▶ Given instruction:
Restate the full set of records exactly, word for word.

______________________________

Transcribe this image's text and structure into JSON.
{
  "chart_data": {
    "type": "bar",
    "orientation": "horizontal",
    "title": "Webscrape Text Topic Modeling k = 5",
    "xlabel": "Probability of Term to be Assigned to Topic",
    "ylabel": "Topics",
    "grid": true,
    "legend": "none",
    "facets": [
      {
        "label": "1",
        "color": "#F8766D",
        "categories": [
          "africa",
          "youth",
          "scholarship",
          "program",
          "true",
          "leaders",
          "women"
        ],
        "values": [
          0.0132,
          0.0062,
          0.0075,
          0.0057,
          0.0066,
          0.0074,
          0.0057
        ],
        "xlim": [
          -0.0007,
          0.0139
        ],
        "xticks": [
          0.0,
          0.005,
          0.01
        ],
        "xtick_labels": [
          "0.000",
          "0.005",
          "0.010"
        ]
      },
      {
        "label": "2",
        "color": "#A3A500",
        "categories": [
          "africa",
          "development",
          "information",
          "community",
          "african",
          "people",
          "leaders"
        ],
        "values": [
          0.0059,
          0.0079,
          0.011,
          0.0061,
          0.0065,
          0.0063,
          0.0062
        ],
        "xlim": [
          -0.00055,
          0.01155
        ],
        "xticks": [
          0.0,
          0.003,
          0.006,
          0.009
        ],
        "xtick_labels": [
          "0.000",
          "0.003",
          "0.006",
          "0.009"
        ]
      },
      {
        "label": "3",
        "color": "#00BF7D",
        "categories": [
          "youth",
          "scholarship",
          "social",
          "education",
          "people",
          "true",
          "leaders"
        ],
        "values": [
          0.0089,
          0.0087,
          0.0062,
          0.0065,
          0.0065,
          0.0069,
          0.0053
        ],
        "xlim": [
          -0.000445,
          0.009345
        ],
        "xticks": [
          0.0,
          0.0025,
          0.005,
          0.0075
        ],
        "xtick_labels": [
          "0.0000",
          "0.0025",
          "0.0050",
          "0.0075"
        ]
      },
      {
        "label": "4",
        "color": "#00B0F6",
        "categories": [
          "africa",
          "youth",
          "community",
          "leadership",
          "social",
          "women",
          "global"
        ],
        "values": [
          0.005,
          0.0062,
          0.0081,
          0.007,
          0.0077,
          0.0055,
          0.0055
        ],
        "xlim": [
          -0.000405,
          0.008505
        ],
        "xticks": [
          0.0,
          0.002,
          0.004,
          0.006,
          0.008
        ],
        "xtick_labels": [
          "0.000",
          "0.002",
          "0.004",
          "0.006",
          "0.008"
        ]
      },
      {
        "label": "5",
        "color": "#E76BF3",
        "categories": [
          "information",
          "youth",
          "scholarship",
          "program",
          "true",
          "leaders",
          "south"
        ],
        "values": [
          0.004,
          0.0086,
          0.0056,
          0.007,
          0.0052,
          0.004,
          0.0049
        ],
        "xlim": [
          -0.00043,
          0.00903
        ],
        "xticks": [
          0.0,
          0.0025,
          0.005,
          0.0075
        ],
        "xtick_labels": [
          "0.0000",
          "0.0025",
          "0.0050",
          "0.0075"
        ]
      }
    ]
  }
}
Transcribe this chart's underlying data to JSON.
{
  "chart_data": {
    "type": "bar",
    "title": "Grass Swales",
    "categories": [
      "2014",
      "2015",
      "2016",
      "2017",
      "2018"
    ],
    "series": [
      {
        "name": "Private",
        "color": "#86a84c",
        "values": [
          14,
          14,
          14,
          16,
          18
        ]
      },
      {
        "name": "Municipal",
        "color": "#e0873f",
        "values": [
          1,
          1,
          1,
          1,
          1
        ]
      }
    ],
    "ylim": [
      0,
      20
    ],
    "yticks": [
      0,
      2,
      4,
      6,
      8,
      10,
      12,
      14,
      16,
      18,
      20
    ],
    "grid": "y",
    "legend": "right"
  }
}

______________________________

▶ Full response:
Transcribe this image's text and structure into JSON.
{
  "chart_data": {
    "type": "bar",
    "orientation": "horizontal",
    "title": "Webscrape Text Topic Modeling k = 5",
    "xlabel": "Probability of Term to be Assigned to Topic",
    "ylabel": "Topics",
    "grid": true,
    "legend": "none",
    "facets": [
      {
        "label": "1",
        "color": "#F8766D",
        "categories": [
          "africa",
          "youth",
          "scholarship",
          "program",
          "true",
          "leaders",
          "women"
        ],
        "values": [
          0.0132,
          0.0062,
          0.0075,
          0.0057,
          0.0066,
          0.0074,
          0.0057
        ],
        "xlim": [
          -0.0007,
          0.0139
        ],
        "xticks": [
          0.0,
          0.005,
          0.01
        ],
        "xtick_labels": [
          "0.000",
          "0.005",
          "0.010"
        ]
      },
      {
        "label": "2",
        "color": "#A3A500",
        "categories": [
          "africa",
          "development",
          "information",
          "community",
          "african",
          "people",
          "leaders"
        ],
        "values": [
          0.0059,
          0.0079,
          0.011,
          0.0061,
          0.0065,
          0.0063,
          0.0062
        ],
        "xlim": [
          -0.00055,
          0.01155
        ],
        "xticks": [
          0.0,
          0.003,
          0.006,
          0.009
        ],
        "xtick_labels": [
          "0.000",
          "0.003",
          "0.006",
          "0.009"
        ]
      },
      {
        "label": "3",
        "color": "#00BF7D",
        "categories": [
          "youth",
          "scholarship",
          "social",
          "education",
          "people",
          "true",
          "leaders"
        ],
        "values": [
          0.0089,
          0.0087,
          0.0062,
          0.0065,
          0.0065,
          0.0069,
          0.0053
        ],
        "xlim": [
          -0.000445,
          0.009345
        ],
        "xticks": [
          0.0,
          0.0025,
          0.005,
          0.0075
        ],
        "xtick_labels": [
          "0.0000",
          "0.0025",
          "0.0050",
          "0.0075"
        ]
      },
      {
        "label": "4",
        "color": "#00B0F6",
        "categories": [
          "africa",
          "youth",
          "community",
          "leadership",
          "social",
          "women",
          "global"
        ],
        "values": [
          0.005,
          0.0062,
          0.0081,
          0.007,
          0.0077,
          0.0055,
          0.0055
        ],
        "xlim": [
          -0.000405,
          0.008505
        ],
        "xticks": [
          0.0,
          0.002,
          0.004,
          0.006,
          0.008
        ],
        "xtick_labels": [
          "0.000",
          "0.002",
          "0.004",
          "0.006",
          "0.008"
        ]
      },
      {
        "label": "5",
        "color": "#E76BF3",
        "categories": [
          "information",
          "youth",
          "scholarship",
          "program",
          "true",
          "leaders",
          "south"
        ],
        "values": [
          0.004,
          0.0086,
          0.0056,
          0.007,
          0.0052,
          0.004,
          0.0049
        ],
        "xlim": [
          -0.00043,
          0.00903
        ],
        "xticks": [
          0.0,
          0.0025,
          0.005,
          0.0075
        ],
        "xtick_labels": [
          "0.0000",
          "0.0025",
          "0.0050",
          "0.0075"
        ]
      }
    ]
  }
}
Transcribe this chart's underlying data to JSON.
{
  "chart_data": {
    "type": "bar",
    "title": "Grass Swales",
    "categories": [
      "2014",
      "2015",
      "2016",
      "2017",
      "2018"
    ],
    "series": [
      {
        "name": "Private",
        "color": "#86a84c",
        "values": [
          14,
          14,
          14,
          16,
          18
        ]
      },
      {
        "name": "Municipal",
        "color": "#e0873f",
        "values": [
          1,
          1,
          1,
          1,
          1
        ]
      }
    ],
    "ylim": [
      0,
      20
    ],
    "yticks": [
      0,
      2,
      4,
      6,
      8,
      10,
      12,
      14,
      16,
      18,
      20
    ],
    "grid": "y",
    "legend": "right"
  }
}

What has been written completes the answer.